DIRECTION:
Will you extract the entries word for word? Images should not appear in the copy.

(Recorded data)

** Start **

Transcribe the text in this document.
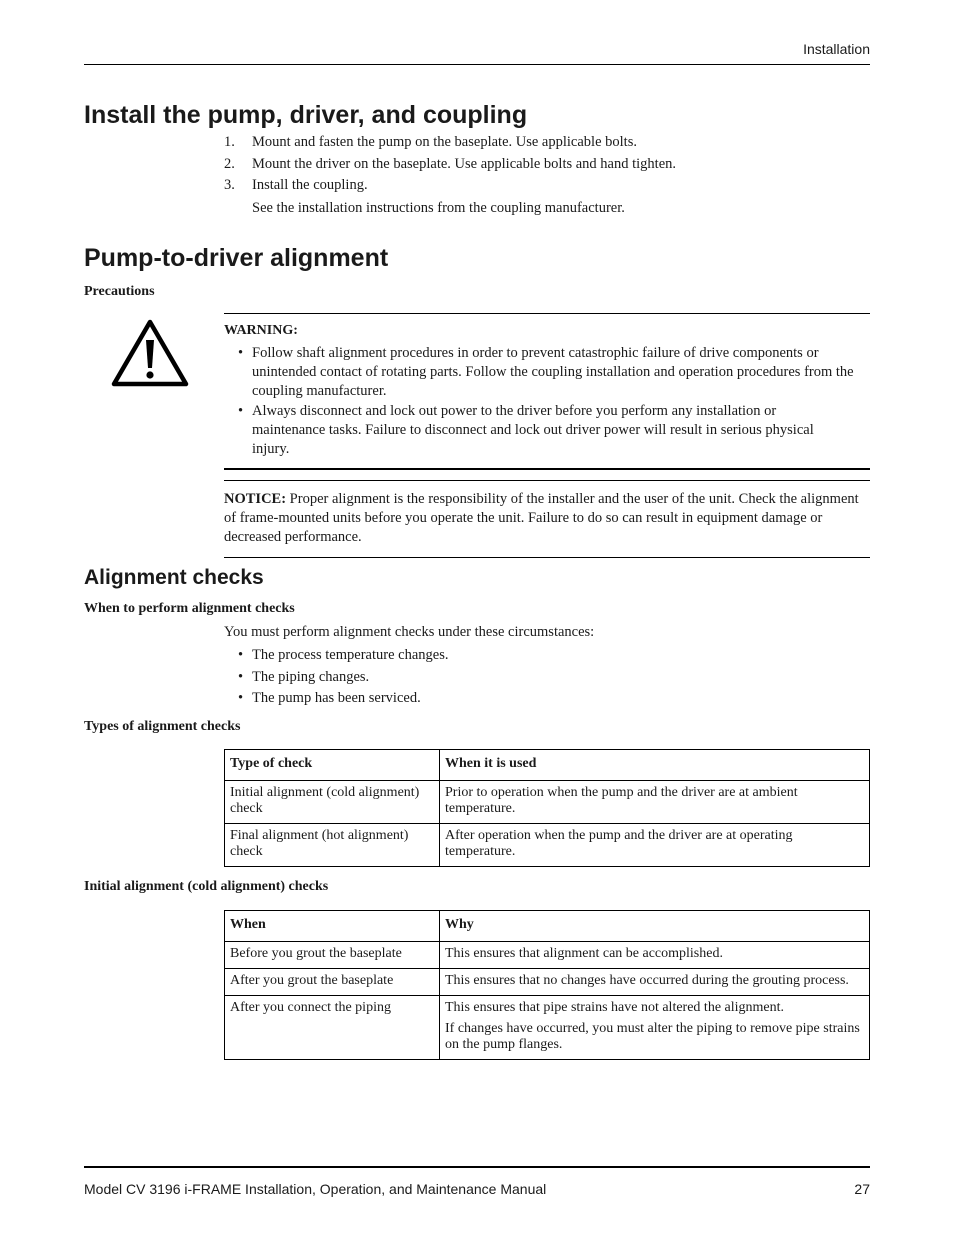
Installation
Install the pump, driver, and coupling
1. Mount and fasten the pump on the baseplate. Use applicable bolts.
2. Mount the driver on the baseplate. Use applicable bolts and hand tighten.
3. Install the coupling.
See the installation instructions from the coupling manufacturer.
Pump-to-driver alignment
Precautions
WARNING:
• Follow shaft alignment procedures in order to prevent catastrophic failure of drive components or unintended contact of rotating parts. Follow the coupling installation and operation procedures from the coupling manufacturer.
• Always disconnect and lock out power to the driver before you perform any installation or maintenance tasks. Failure to disconnect and lock out driver power will result in serious physical injury.
NOTICE: Proper alignment is the responsibility of the installer and the user of the unit. Check the alignment of frame-mounted units before you operate the unit. Failure to do so can result in equipment damage or decreased performance.
Alignment checks
When to perform alignment checks
You must perform alignment checks under these circumstances:
• The process temperature changes.
• The piping changes.
• The pump has been serviced.
Types of alignment checks
Type of check	When it is used
Initial alignment (cold alignment) check	Prior to operation when the pump and the driver are at ambient temperature.
Final alignment (hot alignment) check	After operation when the pump and the driver are at operating temperature.
Initial alignment (cold alignment) checks
When	Why
Before you grout the baseplate	This ensures that alignment can be accomplished.
After you grout the baseplate	This ensures that no changes have occurred during the grouting process.
After you connect the piping	This ensures that pipe strains have not altered the alignment.

If changes have occurred, you must alter the piping to remove pipe strains on the pump flanges.

Model CV 3196 i-FRAME Installation, Operation, and Maintenance Manual	27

** End **

COMPLETE ANSWER:
Transcribe the text in this document.
Installation
Install the pump, driver, and coupling
1. Mount and fasten the pump on the baseplate. Use applicable bolts.
2. Mount the driver on the baseplate. Use applicable bolts and hand tighten.
3. Install the coupling.
See the installation instructions from the coupling manufacturer.
Pump-to-driver alignment
Precautions
WARNING:
• Follow shaft alignment procedures in order to prevent catastrophic failure of drive components or unintended contact of rotating parts. Follow the coupling installation and operation procedures from the coupling manufacturer.
• Always disconnect and lock out power to the driver before you perform any installation or maintenance tasks. Failure to disconnect and lock out driver power will result in serious physical injury.
NOTICE: Proper alignment is the responsibility of the installer and the user of the unit. Check the alignment of frame-mounted units before you operate the unit. Failure to do so can result in equipment damage or decreased performance.
Alignment checks
When to perform alignment checks
You must perform alignment checks under these circumstances:
• The process temperature changes.
• The piping changes.
• The pump has been serviced.
Types of alignment checks
Type of check	When it is used
Initial alignment (cold alignment) check	Prior to operation when the pump and the driver are at ambient temperature.
Final alignment (hot alignment) check	After operation when the pump and the driver are at operating temperature.
Initial alignment (cold alignment) checks
When	Why
Before you grout the baseplate	This ensures that alignment can be accomplished.
After you grout the baseplate	This ensures that no changes have occurred during the grouting process.
After you connect the piping	This ensures that pipe strains have not altered the alignment.

If changes have occurred, you must alter the piping to remove pipe strains on the pump flanges.

Model CV 3196 i-FRAME Installation, Operation, and Maintenance Manual	27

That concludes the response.